AIM OF THE EXERCISE: Note each line where "JSON" appears, and copy it.

:: GIVEN DATA

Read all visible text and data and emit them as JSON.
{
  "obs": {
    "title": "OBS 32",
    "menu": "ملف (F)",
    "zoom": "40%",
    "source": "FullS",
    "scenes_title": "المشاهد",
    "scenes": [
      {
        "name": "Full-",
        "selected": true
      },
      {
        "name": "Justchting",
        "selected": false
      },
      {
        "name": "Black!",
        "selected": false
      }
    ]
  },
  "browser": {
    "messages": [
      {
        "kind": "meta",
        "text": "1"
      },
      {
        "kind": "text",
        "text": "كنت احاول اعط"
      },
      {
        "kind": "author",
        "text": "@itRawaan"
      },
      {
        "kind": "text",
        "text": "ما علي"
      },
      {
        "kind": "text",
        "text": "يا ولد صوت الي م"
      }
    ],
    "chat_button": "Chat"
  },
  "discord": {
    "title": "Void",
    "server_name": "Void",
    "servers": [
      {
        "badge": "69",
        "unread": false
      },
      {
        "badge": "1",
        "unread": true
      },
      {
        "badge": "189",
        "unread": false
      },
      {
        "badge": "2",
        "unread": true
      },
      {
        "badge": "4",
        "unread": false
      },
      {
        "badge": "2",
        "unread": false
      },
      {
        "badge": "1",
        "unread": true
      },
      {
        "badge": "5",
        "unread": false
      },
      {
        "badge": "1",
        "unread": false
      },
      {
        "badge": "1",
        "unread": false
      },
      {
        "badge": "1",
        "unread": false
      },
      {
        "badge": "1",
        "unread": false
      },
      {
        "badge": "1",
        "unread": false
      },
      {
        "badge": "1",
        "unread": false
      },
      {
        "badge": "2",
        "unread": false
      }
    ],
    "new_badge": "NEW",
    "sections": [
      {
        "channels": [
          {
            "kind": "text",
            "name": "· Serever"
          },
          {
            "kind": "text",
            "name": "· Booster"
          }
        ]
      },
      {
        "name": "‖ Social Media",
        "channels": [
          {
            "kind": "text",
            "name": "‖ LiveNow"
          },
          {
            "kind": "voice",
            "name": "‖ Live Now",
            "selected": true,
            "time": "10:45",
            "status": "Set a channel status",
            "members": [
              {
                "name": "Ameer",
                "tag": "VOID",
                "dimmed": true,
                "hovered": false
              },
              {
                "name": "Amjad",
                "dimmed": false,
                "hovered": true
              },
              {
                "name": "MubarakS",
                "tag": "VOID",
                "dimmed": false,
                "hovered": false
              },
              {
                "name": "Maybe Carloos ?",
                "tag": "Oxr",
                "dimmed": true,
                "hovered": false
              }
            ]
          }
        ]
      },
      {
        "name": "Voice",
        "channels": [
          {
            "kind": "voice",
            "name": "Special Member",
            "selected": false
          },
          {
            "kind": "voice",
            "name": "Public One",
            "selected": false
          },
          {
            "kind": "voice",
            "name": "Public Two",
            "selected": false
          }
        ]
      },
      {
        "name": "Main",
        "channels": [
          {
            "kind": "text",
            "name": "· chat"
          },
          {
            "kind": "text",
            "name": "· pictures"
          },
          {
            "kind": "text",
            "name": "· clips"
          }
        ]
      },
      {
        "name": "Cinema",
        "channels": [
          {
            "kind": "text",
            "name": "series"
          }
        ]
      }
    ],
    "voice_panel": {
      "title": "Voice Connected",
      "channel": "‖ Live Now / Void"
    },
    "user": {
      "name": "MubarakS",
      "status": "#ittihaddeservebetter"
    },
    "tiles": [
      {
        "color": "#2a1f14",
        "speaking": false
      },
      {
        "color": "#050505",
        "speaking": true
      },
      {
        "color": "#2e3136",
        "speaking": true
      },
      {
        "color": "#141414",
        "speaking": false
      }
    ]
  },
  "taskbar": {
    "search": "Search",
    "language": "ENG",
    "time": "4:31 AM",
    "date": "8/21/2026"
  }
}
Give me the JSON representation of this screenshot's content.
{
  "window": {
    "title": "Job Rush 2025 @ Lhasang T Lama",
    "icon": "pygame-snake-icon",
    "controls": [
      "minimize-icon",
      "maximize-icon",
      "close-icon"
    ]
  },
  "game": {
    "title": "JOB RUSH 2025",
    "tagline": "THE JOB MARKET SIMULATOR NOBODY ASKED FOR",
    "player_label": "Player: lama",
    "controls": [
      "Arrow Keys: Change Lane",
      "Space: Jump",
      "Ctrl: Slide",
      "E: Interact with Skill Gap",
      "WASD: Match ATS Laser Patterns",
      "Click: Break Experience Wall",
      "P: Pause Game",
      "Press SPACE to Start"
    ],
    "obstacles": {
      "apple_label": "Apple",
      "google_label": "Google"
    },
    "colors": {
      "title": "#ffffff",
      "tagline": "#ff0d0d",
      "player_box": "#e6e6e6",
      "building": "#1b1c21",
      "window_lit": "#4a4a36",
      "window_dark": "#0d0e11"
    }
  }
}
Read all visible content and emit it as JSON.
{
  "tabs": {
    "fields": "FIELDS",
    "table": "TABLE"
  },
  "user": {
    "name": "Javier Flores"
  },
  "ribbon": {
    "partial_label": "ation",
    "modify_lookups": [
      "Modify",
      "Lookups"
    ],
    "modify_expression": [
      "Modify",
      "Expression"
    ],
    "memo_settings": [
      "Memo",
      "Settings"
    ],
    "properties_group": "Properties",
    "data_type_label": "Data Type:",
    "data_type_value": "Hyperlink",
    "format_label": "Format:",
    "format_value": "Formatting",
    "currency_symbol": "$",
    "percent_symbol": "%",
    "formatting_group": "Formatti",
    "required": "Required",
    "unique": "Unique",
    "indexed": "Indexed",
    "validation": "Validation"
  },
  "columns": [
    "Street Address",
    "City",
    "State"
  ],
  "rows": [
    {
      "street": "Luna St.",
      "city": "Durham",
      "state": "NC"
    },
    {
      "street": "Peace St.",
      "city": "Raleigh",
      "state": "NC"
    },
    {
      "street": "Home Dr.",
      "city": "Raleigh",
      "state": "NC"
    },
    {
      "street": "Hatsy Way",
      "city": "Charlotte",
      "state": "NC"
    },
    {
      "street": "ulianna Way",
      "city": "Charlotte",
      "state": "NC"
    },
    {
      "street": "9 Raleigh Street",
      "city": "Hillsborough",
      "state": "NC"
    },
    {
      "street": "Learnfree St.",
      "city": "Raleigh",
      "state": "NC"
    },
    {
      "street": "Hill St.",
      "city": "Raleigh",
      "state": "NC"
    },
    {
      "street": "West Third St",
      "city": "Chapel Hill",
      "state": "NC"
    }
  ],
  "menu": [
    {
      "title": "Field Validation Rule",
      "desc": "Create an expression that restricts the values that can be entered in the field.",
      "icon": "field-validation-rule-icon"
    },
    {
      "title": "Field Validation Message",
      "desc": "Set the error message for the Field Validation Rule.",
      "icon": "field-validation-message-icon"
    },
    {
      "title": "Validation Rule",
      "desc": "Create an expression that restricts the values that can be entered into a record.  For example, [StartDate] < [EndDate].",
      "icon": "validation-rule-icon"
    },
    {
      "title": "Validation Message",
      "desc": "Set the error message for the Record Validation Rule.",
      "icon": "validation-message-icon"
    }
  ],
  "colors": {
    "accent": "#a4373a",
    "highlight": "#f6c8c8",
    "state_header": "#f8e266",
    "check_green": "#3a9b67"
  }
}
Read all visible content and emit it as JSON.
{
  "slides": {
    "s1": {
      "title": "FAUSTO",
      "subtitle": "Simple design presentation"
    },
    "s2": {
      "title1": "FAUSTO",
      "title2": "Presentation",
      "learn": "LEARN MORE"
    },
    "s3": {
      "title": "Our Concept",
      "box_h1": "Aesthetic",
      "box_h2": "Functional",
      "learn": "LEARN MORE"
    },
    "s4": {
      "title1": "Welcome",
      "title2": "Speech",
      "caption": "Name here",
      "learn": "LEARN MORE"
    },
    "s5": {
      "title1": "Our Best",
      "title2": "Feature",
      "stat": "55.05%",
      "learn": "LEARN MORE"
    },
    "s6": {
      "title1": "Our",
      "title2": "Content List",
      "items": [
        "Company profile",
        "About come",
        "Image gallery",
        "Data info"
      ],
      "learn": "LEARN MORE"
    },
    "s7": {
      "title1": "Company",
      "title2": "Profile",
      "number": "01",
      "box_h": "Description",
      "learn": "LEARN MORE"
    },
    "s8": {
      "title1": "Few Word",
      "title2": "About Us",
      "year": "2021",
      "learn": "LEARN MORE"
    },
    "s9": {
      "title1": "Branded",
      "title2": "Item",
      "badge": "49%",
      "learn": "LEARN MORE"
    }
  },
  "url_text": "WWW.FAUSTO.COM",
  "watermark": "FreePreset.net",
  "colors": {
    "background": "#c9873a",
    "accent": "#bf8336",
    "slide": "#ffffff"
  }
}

::::

REPLY TO THE EXERCISE:
Read all visible text and data and emit them as JSON.
Give me the JSON representation of this screenshot's content.
Read all visible content and emit it as JSON.
Read all visible content and emit it as JSON.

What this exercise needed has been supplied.